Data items
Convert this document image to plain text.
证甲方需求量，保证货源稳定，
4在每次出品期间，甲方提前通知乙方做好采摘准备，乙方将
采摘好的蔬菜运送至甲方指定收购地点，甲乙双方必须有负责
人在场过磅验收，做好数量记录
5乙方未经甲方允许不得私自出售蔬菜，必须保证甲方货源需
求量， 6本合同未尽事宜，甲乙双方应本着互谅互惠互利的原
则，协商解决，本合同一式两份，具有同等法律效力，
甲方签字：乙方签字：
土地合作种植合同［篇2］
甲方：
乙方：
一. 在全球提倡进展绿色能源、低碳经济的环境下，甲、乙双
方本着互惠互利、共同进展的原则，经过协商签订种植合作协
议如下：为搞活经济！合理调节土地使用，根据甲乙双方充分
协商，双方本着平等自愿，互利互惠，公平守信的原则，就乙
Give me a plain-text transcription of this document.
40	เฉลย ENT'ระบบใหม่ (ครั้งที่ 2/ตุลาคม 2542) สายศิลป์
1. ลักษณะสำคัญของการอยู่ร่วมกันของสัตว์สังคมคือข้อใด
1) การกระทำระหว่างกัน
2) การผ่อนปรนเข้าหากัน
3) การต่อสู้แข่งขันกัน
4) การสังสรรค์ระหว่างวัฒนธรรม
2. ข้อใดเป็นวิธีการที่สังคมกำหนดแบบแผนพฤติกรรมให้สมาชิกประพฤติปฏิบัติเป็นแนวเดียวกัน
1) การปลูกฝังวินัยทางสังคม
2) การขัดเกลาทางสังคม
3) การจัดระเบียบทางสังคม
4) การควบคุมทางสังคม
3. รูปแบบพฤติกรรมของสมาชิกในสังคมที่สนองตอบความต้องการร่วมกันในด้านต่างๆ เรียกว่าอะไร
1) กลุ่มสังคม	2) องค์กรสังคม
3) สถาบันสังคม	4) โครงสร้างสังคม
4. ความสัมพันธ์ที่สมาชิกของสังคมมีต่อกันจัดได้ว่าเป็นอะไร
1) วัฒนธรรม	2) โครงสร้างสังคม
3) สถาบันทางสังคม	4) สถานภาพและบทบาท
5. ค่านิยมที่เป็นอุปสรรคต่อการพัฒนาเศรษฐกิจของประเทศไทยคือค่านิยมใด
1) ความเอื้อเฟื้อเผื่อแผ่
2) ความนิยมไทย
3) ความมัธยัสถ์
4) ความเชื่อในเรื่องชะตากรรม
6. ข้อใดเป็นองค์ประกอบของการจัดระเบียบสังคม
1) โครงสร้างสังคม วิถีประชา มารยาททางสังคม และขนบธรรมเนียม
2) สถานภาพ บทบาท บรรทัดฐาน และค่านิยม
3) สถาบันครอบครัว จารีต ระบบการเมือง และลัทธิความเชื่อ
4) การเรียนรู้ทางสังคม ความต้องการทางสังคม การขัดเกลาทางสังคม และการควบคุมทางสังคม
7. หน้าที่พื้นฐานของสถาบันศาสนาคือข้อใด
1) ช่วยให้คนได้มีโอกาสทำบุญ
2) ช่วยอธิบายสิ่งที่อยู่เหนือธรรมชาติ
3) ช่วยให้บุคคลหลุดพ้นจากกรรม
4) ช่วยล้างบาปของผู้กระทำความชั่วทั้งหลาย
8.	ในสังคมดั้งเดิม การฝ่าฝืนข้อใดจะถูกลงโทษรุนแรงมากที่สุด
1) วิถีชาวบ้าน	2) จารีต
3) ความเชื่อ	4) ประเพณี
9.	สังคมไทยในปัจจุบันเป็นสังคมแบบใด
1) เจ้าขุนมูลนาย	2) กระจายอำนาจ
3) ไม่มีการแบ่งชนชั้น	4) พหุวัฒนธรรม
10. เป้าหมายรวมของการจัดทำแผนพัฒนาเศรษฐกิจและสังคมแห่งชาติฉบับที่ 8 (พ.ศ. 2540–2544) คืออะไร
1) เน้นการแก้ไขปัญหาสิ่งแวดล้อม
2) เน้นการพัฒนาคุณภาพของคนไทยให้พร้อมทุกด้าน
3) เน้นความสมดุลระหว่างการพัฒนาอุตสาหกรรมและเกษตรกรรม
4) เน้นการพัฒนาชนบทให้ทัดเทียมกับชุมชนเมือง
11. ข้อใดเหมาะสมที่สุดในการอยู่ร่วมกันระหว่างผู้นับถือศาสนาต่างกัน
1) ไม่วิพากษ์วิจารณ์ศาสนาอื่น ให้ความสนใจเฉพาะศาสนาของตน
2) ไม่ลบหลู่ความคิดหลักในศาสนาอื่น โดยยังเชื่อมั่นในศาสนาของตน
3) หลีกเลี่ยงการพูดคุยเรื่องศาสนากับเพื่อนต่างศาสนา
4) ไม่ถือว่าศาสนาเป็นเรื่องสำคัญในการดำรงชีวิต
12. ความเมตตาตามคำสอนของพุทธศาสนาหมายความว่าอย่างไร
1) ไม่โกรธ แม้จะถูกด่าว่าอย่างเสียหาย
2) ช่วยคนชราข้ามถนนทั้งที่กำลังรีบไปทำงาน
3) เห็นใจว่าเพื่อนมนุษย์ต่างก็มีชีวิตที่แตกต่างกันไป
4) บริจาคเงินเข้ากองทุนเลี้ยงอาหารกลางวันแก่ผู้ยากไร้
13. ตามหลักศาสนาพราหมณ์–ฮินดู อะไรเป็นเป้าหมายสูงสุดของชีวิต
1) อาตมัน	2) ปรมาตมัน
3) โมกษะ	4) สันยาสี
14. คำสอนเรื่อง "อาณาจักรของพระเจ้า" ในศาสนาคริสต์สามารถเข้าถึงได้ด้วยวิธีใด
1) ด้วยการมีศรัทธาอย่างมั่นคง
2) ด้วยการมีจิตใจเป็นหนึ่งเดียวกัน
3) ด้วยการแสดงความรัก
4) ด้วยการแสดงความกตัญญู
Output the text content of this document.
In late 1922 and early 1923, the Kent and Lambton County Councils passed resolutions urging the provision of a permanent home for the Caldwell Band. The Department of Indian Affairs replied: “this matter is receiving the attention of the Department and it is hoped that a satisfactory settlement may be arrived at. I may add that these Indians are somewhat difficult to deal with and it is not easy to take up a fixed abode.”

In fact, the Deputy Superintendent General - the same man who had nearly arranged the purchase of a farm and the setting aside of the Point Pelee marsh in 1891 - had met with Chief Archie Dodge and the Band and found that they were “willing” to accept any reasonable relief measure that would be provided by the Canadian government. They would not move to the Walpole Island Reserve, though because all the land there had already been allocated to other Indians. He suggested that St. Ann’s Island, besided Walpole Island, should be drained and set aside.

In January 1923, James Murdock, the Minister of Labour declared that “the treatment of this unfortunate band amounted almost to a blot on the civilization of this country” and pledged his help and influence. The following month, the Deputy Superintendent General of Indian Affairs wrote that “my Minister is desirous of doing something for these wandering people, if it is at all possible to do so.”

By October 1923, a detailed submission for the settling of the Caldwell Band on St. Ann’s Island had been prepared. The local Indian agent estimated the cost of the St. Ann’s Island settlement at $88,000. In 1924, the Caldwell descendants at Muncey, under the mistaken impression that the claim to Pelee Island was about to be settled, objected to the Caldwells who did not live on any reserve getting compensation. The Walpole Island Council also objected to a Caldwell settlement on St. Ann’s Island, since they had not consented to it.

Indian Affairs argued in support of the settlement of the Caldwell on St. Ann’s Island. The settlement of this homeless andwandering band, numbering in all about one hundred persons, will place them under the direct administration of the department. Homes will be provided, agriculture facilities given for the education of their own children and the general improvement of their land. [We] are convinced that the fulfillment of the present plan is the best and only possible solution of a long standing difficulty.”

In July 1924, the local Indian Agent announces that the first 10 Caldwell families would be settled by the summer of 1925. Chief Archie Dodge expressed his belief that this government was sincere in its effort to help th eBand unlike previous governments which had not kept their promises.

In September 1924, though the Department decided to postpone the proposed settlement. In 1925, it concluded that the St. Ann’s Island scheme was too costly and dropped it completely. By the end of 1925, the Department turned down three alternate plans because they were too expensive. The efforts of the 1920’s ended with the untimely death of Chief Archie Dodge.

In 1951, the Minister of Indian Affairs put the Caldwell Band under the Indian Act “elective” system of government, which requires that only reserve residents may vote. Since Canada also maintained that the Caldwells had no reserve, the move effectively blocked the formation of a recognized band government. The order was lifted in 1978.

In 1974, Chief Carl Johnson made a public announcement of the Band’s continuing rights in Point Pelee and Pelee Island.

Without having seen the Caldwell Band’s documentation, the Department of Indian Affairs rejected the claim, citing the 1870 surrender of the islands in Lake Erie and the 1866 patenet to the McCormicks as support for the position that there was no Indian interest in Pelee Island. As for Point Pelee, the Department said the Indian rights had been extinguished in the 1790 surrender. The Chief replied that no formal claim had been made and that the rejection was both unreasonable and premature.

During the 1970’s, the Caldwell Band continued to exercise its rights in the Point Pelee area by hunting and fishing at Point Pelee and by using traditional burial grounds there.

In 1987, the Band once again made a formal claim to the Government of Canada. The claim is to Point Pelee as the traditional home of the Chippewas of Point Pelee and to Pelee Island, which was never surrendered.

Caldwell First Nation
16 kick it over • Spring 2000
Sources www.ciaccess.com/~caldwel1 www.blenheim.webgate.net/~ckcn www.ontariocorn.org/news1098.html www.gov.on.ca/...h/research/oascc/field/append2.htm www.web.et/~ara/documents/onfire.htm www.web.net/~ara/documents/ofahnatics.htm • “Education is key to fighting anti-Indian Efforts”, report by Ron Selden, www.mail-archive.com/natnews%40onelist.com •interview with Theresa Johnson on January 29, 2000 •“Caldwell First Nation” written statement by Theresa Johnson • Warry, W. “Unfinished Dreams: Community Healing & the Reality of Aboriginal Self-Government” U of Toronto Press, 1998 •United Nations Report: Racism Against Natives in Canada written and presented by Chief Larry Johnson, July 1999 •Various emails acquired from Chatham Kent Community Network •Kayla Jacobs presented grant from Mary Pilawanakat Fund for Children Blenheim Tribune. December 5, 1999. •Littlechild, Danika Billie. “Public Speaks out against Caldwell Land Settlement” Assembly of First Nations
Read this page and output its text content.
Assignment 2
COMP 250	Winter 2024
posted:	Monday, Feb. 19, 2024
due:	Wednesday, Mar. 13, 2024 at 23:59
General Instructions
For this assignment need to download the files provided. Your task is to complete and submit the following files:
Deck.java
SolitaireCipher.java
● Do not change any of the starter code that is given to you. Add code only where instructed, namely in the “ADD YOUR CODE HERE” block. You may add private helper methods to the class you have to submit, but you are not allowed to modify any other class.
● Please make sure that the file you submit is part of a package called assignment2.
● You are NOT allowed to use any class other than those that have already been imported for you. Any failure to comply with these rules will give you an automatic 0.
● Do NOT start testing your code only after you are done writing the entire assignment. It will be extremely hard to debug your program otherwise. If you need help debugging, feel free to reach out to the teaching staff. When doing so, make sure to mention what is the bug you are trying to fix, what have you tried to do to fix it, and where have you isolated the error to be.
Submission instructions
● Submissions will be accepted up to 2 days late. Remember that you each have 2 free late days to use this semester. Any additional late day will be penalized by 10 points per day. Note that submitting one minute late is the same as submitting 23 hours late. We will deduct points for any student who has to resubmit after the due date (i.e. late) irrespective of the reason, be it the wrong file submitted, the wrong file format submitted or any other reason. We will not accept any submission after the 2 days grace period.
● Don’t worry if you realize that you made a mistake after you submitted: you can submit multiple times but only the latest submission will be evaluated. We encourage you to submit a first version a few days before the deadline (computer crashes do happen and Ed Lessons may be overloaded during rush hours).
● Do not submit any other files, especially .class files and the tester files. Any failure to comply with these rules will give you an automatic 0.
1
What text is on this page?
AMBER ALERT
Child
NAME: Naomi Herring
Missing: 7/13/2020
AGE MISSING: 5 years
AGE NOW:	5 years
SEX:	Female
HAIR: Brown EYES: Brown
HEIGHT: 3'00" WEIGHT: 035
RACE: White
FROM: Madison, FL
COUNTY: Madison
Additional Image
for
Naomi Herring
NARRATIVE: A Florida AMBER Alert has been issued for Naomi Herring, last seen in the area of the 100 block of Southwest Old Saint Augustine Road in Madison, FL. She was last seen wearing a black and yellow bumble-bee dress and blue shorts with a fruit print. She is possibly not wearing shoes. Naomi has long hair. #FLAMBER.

### Task to complete
Gather up every line from the listing above in which the word "มทางส" occurs.

### Written solution
4) การควบคุมทางสังคม
4) การเรียนรู้ทางสังคม ความต้องการทางสังคม การขัดเกลาทางสังคม และการควบคุมทางสังคม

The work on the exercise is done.